[Dataset listings of figures]:
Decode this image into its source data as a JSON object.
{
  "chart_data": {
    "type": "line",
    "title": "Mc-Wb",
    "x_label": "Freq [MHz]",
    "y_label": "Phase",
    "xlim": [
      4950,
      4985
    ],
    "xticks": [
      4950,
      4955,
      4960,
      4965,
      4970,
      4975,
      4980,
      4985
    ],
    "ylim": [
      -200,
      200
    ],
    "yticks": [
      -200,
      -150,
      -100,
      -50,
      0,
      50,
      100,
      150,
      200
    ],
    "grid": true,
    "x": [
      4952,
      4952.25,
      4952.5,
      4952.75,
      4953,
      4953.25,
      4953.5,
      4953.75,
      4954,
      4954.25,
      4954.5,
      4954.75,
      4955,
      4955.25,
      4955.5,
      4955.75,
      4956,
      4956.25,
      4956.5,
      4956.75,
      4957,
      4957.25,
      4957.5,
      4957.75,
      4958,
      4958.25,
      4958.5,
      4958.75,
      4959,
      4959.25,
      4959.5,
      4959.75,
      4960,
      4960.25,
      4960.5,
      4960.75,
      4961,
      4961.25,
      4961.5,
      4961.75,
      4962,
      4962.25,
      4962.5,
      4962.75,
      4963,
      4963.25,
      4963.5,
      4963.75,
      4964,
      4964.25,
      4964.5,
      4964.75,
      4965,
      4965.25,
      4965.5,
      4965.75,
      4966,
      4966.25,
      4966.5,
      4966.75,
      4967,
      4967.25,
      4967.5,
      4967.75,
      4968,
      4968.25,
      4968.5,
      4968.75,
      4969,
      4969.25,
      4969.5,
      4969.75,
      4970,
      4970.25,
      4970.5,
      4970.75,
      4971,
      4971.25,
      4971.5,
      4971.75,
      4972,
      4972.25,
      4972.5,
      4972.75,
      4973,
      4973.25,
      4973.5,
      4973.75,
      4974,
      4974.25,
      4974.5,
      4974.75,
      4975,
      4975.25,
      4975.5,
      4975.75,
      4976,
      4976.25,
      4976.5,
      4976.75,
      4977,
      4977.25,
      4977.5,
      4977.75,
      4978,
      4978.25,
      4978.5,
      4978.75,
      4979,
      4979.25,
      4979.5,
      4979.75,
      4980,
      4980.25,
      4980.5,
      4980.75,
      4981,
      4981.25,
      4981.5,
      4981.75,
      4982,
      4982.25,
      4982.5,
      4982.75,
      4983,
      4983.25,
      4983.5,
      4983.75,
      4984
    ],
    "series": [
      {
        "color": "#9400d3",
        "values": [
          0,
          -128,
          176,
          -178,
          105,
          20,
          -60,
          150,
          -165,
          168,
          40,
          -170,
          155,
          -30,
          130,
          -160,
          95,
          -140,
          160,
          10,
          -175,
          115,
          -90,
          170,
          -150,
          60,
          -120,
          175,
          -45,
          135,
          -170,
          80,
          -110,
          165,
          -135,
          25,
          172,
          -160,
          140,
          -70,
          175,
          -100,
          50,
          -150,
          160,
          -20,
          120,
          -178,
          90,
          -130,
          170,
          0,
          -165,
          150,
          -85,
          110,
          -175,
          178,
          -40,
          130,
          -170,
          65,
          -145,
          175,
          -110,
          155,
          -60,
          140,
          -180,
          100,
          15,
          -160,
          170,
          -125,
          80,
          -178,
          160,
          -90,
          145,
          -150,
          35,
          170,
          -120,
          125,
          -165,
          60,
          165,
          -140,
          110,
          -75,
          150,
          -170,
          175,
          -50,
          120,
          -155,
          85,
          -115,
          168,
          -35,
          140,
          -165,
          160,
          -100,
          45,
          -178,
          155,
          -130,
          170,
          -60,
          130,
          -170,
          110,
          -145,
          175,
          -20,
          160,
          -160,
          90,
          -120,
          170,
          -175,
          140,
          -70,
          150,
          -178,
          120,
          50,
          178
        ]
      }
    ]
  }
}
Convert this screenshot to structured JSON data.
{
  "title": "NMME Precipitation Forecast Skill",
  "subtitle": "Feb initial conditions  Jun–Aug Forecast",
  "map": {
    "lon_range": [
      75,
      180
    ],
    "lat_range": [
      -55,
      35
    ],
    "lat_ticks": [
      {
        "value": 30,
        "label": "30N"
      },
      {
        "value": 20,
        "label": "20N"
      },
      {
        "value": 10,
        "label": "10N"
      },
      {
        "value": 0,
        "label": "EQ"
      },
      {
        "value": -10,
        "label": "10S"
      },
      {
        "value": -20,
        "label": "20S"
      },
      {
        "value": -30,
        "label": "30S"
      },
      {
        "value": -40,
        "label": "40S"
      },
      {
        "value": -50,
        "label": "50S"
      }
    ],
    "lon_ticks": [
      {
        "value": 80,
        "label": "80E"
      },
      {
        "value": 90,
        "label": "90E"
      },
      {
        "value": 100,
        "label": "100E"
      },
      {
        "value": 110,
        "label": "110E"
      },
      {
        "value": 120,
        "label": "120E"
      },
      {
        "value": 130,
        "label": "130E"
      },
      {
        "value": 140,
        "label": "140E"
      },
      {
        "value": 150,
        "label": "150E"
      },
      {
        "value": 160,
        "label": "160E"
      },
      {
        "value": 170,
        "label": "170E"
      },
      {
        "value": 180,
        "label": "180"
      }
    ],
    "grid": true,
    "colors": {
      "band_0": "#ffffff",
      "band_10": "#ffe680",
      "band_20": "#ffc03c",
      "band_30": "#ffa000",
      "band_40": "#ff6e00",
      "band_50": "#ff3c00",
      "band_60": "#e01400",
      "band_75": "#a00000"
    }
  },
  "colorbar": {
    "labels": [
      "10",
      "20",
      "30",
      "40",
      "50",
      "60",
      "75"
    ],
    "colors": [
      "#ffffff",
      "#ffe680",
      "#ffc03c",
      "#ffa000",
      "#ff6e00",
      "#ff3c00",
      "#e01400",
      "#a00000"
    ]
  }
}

[EXERCISE DIRECTIONS]: Only the lines from the one containing "Convert this screenshot" through the end of the entries above belong in the answer; repeat them exactly.

[PROBLEM SOLUTION]:
Convert this screenshot to structured JSON data.
{
  "title": "NMME Precipitation Forecast Skill",
  "subtitle": "Feb initial conditions  Jun–Aug Forecast",
  "map": {
    "lon_range": [
      75,
      180
    ],
    "lat_range": [
      -55,
      35
    ],
    "lat_ticks": [
      {
        "value": 30,
        "label": "30N"
      },
      {
        "value": 20,
        "label": "20N"
      },
      {
        "value": 10,
        "label": "10N"
      },
      {
        "value": 0,
        "label": "EQ"
      },
      {
        "value": -10,
        "label": "10S"
      },
      {
        "value": -20,
        "label": "20S"
      },
      {
        "value": -30,
        "label": "30S"
      },
      {
        "value": -40,
        "label": "40S"
      },
      {
        "value": -50,
        "label": "50S"
      }
    ],
    "lon_ticks": [
      {
        "value": 80,
        "label": "80E"
      },
      {
        "value": 90,
        "label": "90E"
      },
      {
        "value": 100,
        "label": "100E"
      },
      {
        "value": 110,
        "label": "110E"
      },
      {
        "value": 120,
        "label": "120E"
      },
      {
        "value": 130,
        "label": "130E"
      },
      {
        "value": 140,
        "label": "140E"
      },
      {
        "value": 150,
        "label": "150E"
      },
      {
        "value": 160,
        "label": "160E"
      },
      {
        "value": 170,
        "label": "170E"
      },
      {
        "value": 180,
        "label": "180"
      }
    ],
    "grid": true,
    "colors": {
      "band_0": "#ffffff",
      "band_10": "#ffe680",
      "band_20": "#ffc03c",
      "band_30": "#ffa000",
      "band_40": "#ff6e00",
      "band_50": "#ff3c00",
      "band_60": "#e01400",
      "band_75": "#a00000"
    }
  },
  "colorbar": {
    "labels": [
      "10",
      "20",
      "30",
      "40",
      "50",
      "60",
      "75"
    ],
    "colors": [
      "#ffffff",
      "#ffe680",
      "#ffc03c",
      "#ffa000",
      "#ff6e00",
      "#ff3c00",
      "#e01400",
      "#a00000"
    ]
  }
}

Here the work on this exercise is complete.